PROMPT —
Filter this data down to the lines that hold "xlabel", and copy them.

DATA LINES —
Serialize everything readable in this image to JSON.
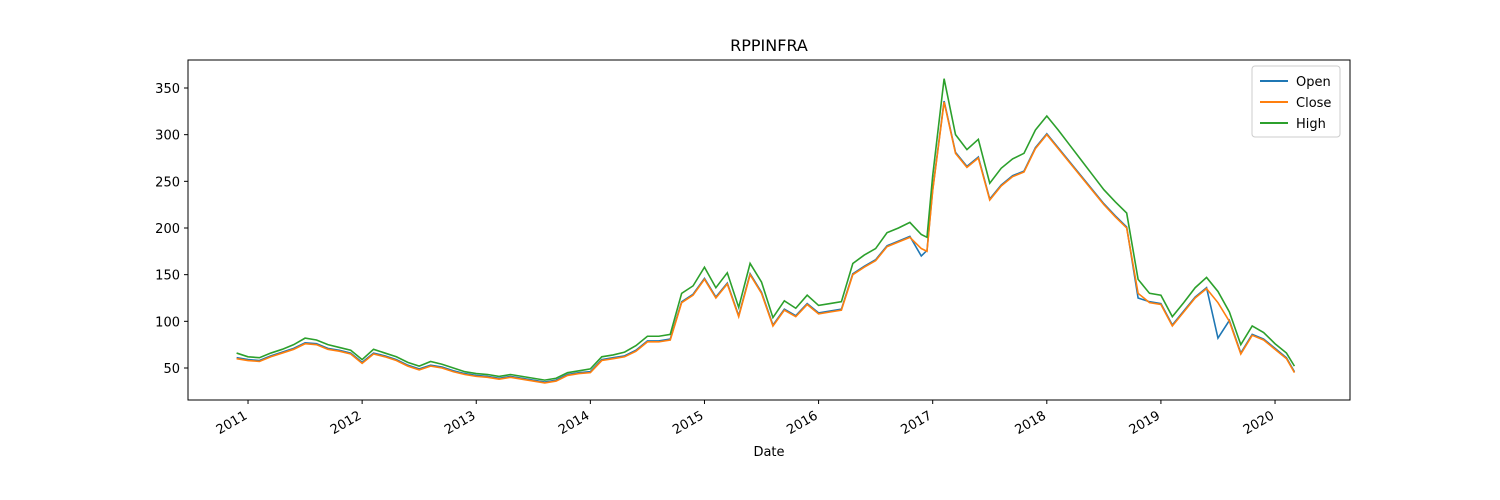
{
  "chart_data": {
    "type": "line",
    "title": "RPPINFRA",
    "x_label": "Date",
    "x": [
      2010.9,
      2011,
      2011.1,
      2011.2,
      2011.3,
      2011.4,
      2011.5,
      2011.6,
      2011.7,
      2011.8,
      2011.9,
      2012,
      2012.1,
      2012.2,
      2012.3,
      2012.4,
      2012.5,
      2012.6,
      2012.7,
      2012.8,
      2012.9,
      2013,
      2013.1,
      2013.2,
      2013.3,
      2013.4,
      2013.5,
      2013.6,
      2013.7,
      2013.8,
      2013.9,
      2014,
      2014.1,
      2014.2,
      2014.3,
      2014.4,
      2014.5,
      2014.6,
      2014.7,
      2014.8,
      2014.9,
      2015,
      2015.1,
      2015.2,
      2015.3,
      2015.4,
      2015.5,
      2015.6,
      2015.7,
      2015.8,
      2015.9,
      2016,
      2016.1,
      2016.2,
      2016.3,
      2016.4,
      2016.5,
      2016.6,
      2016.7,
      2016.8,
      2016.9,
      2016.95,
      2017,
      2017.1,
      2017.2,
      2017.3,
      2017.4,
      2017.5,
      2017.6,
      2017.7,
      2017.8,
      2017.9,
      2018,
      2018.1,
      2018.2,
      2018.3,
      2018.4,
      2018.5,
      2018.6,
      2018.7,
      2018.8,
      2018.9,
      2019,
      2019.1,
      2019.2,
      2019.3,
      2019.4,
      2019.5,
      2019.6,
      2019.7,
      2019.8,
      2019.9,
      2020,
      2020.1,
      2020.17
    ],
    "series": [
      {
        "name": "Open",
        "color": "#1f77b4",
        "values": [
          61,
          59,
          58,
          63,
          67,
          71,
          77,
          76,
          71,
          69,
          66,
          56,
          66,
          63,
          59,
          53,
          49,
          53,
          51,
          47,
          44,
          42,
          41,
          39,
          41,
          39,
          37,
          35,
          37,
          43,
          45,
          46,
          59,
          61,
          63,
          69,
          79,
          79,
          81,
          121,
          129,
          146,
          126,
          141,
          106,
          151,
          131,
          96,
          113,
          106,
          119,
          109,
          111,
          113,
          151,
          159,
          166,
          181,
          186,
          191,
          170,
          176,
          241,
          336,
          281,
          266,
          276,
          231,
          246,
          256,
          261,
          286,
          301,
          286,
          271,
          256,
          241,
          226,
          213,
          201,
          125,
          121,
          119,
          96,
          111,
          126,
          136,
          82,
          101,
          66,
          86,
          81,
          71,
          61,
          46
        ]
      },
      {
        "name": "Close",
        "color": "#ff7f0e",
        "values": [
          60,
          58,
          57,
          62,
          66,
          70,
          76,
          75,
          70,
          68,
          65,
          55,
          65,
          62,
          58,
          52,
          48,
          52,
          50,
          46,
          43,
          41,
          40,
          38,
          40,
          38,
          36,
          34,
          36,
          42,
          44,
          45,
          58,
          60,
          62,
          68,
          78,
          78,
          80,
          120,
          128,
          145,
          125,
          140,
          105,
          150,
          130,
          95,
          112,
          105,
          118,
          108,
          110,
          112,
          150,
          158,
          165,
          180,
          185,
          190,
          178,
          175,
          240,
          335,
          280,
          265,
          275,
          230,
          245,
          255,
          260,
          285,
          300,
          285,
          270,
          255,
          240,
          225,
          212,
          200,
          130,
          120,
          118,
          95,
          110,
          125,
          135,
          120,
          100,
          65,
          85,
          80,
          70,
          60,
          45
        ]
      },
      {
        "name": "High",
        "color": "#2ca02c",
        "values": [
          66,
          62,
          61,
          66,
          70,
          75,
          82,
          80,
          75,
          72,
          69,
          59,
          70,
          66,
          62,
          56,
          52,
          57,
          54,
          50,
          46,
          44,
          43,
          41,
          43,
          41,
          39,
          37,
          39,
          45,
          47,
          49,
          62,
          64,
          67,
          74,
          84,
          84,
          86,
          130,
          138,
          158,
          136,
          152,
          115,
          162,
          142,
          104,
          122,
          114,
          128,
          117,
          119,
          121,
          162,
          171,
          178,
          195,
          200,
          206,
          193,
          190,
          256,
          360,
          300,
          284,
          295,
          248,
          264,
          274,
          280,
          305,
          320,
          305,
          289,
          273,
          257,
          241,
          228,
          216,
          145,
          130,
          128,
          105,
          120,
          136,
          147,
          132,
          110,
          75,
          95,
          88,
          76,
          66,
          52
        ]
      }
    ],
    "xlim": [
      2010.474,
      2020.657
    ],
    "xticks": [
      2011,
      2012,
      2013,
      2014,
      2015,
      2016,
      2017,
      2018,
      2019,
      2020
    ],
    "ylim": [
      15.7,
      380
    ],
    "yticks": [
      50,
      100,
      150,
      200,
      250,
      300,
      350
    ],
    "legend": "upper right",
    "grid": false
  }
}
...
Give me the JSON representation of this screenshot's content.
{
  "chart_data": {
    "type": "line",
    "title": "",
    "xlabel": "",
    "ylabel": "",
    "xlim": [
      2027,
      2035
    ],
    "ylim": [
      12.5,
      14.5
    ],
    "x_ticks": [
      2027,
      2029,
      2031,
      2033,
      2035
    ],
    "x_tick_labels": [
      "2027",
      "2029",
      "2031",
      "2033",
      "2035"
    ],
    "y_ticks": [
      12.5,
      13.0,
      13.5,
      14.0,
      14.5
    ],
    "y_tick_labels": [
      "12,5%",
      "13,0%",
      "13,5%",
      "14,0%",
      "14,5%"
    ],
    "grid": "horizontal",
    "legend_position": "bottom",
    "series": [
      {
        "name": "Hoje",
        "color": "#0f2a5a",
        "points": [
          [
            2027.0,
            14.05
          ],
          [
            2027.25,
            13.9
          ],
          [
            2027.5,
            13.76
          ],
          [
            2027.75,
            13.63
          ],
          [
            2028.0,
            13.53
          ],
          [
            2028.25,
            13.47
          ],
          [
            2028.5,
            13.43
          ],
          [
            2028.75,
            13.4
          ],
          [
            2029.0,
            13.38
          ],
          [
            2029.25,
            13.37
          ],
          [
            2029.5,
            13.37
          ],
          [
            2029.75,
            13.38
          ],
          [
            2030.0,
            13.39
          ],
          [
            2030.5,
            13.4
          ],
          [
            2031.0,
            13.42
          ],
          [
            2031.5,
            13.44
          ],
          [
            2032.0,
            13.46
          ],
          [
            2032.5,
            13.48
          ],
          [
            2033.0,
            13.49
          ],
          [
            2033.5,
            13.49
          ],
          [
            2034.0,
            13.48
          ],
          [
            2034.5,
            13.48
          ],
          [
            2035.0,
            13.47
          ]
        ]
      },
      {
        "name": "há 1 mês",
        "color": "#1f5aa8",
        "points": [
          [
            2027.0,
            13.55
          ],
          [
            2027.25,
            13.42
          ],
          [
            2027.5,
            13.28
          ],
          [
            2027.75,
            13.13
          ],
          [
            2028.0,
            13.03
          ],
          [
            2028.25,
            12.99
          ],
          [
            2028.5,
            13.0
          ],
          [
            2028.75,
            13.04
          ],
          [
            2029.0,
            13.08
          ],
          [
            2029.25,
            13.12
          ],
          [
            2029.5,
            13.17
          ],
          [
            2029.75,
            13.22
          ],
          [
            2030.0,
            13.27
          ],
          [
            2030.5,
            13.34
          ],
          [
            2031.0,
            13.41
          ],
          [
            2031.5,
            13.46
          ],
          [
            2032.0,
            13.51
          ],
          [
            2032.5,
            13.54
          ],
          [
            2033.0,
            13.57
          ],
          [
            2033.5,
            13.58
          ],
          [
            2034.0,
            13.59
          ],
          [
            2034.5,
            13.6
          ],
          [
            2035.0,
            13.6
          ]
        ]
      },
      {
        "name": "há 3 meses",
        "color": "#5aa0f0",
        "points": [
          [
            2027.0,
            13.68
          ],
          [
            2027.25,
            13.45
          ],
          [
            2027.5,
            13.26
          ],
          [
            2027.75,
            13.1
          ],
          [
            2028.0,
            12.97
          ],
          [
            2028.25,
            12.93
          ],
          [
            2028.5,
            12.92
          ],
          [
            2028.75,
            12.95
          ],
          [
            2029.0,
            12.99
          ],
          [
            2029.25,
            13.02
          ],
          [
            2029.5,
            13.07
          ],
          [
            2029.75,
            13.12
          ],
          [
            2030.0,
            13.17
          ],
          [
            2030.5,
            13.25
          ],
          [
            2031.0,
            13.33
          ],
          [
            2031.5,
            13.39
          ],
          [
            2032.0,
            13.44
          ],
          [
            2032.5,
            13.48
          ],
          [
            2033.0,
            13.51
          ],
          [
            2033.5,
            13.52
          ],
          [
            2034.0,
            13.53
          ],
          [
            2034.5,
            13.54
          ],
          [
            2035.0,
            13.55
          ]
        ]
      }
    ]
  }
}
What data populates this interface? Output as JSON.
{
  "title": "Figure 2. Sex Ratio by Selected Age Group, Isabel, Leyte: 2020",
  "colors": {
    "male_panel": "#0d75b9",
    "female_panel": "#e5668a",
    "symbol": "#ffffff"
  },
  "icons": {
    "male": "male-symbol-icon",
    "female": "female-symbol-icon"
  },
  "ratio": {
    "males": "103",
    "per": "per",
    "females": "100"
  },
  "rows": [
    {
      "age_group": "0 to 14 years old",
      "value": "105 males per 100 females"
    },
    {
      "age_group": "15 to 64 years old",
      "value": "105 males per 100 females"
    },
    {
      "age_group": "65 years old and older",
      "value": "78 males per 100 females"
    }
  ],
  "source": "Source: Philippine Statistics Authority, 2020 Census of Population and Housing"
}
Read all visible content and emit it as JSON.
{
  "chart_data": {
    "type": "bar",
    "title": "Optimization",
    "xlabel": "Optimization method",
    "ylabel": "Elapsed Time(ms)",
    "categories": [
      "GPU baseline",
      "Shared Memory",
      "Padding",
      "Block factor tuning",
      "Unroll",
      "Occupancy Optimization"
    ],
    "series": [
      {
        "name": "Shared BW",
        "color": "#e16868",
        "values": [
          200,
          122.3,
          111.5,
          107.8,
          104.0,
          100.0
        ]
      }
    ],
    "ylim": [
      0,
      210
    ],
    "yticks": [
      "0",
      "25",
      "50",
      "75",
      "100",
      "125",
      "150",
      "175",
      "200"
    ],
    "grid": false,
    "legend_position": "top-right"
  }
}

THE OUTPUT —
    "xlabel": "",
    "xlabel": "Optimization method",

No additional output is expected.